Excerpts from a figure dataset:
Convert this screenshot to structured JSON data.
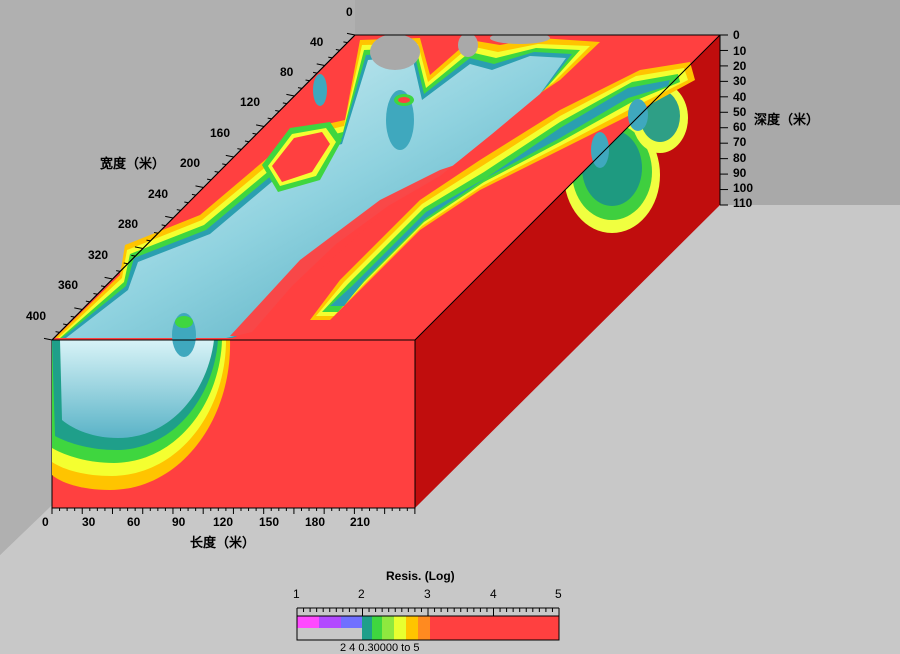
{
  "axes": {
    "width_label": "宽度（米）",
    "length_label": "长度（米）",
    "depth_label": "深度（米）",
    "width_ticks": [
      "0",
      "40",
      "80",
      "120",
      "160",
      "200",
      "240",
      "280",
      "320",
      "360",
      "400"
    ],
    "length_ticks": [
      "0",
      "30",
      "60",
      "90",
      "120",
      "150",
      "180",
      "210"
    ],
    "depth_ticks": [
      "0",
      "10",
      "20",
      "30",
      "40",
      "50",
      "60",
      "70",
      "80",
      "90",
      "100",
      "110"
    ]
  },
  "legend": {
    "title": "Resis. (Log)",
    "ticks": [
      "1",
      "2",
      "3",
      "4",
      "5"
    ],
    "footer": "2              4          0.30000  to  5"
  },
  "colors": {
    "background": "#c8c8c8",
    "wall": "#a9a9a9",
    "high_resistivity_red": "#ff4040",
    "dark_red": "#cc1111",
    "low_resistivity_cyan": "#5fb8cc",
    "light_cyan": "#cfeff5"
  }
}
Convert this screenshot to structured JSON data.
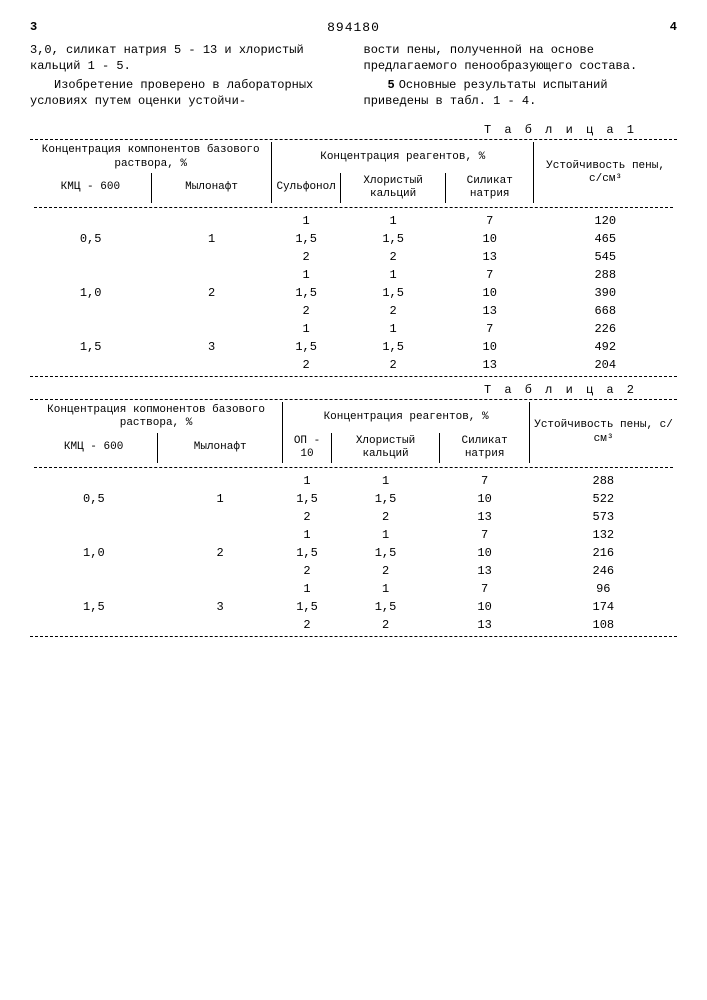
{
  "doc_number": "894180",
  "page_left_num": "3",
  "page_right_num": "4",
  "text_left_p1": "3,0, силикат натрия 5 - 13 и хлористый кальций 1 - 5.",
  "text_left_p2": "Изобретение проверено в лабораторных условиях путем оценки устойчи-",
  "text_right_p1": "вости пены, полученной на основе предлагаемого пенообразующего состава.",
  "text_right_p2": "Основные результаты испытаний приведены в табл. 1 - 4.",
  "side_marker": "5",
  "table1": {
    "label": "Т а б л и ц а 1",
    "headers": {
      "group1": "Концентрация компонентов базового раствора, %",
      "group2": "Концентрация реагентов, %",
      "group3": "Устойчивость пены, с/см³",
      "col1": "КМЦ - 600",
      "col2": "Мылонафт",
      "col3": "Сульфонол",
      "col4": "Хлористый кальций",
      "col5": "Силикат натрия"
    },
    "rows": [
      {
        "c1": "",
        "c2": "",
        "c3": "1",
        "c4": "1",
        "c5": "7",
        "c6": "120"
      },
      {
        "c1": "0,5",
        "c2": "1",
        "c3": "1,5",
        "c4": "1,5",
        "c5": "10",
        "c6": "465"
      },
      {
        "c1": "",
        "c2": "",
        "c3": "2",
        "c4": "2",
        "c5": "13",
        "c6": "545"
      },
      {
        "c1": "",
        "c2": "",
        "c3": "1",
        "c4": "1",
        "c5": "7",
        "c6": "288"
      },
      {
        "c1": "1,0",
        "c2": "2",
        "c3": "1,5",
        "c4": "1,5",
        "c5": "10",
        "c6": "390"
      },
      {
        "c1": "",
        "c2": "",
        "c3": "2",
        "c4": "2",
        "c5": "13",
        "c6": "668"
      },
      {
        "c1": "",
        "c2": "",
        "c3": "1",
        "c4": "1",
        "c5": "7",
        "c6": "226"
      },
      {
        "c1": "1,5",
        "c2": "3",
        "c3": "1,5",
        "c4": "1,5",
        "c5": "10",
        "c6": "492"
      },
      {
        "c1": "",
        "c2": "",
        "c3": "2",
        "c4": "2",
        "c5": "13",
        "c6": "204"
      }
    ]
  },
  "table2": {
    "label": "Т а б л и ц а 2",
    "headers": {
      "group1": "Концентрация копмонентов базового раствора, %",
      "group2": "Концентрация реагентов, %",
      "group3": "Устойчивость пены, с/см³",
      "col1": "КМЦ - 600",
      "col2": "Мылонафт",
      "col3": "ОП - 10",
      "col4": "Хлористый кальций",
      "col5": "Силикат натрия"
    },
    "rows": [
      {
        "c1": "",
        "c2": "",
        "c3": "1",
        "c4": "1",
        "c5": "7",
        "c6": "288"
      },
      {
        "c1": "0,5",
        "c2": "1",
        "c3": "1,5",
        "c4": "1,5",
        "c5": "10",
        "c6": "522"
      },
      {
        "c1": "",
        "c2": "",
        "c3": "2",
        "c4": "2",
        "c5": "13",
        "c6": "573"
      },
      {
        "c1": "",
        "c2": "",
        "c3": "1",
        "c4": "1",
        "c5": "7",
        "c6": "132"
      },
      {
        "c1": "1,0",
        "c2": "2",
        "c3": "1,5",
        "c4": "1,5",
        "c5": "10",
        "c6": "216"
      },
      {
        "c1": "",
        "c2": "",
        "c3": "2",
        "c4": "2",
        "c5": "13",
        "c6": "246"
      },
      {
        "c1": "",
        "c2": "",
        "c3": "1",
        "c4": "1",
        "c5": "7",
        "c6": "96"
      },
      {
        "c1": "1,5",
        "c2": "3",
        "c3": "1,5",
        "c4": "1,5",
        "c5": "10",
        "c6": "174"
      },
      {
        "c1": "",
        "c2": "",
        "c3": "2",
        "c4": "2",
        "c5": "13",
        "c6": "108"
      }
    ]
  }
}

Written exercise:
Your task is to gather every line with the word "раствора" and copy it.

Complete response:
      "group1": "Концентрация компонентов базового раствора, %",
      "group1": "Концентрация копмонентов базового раствора, %",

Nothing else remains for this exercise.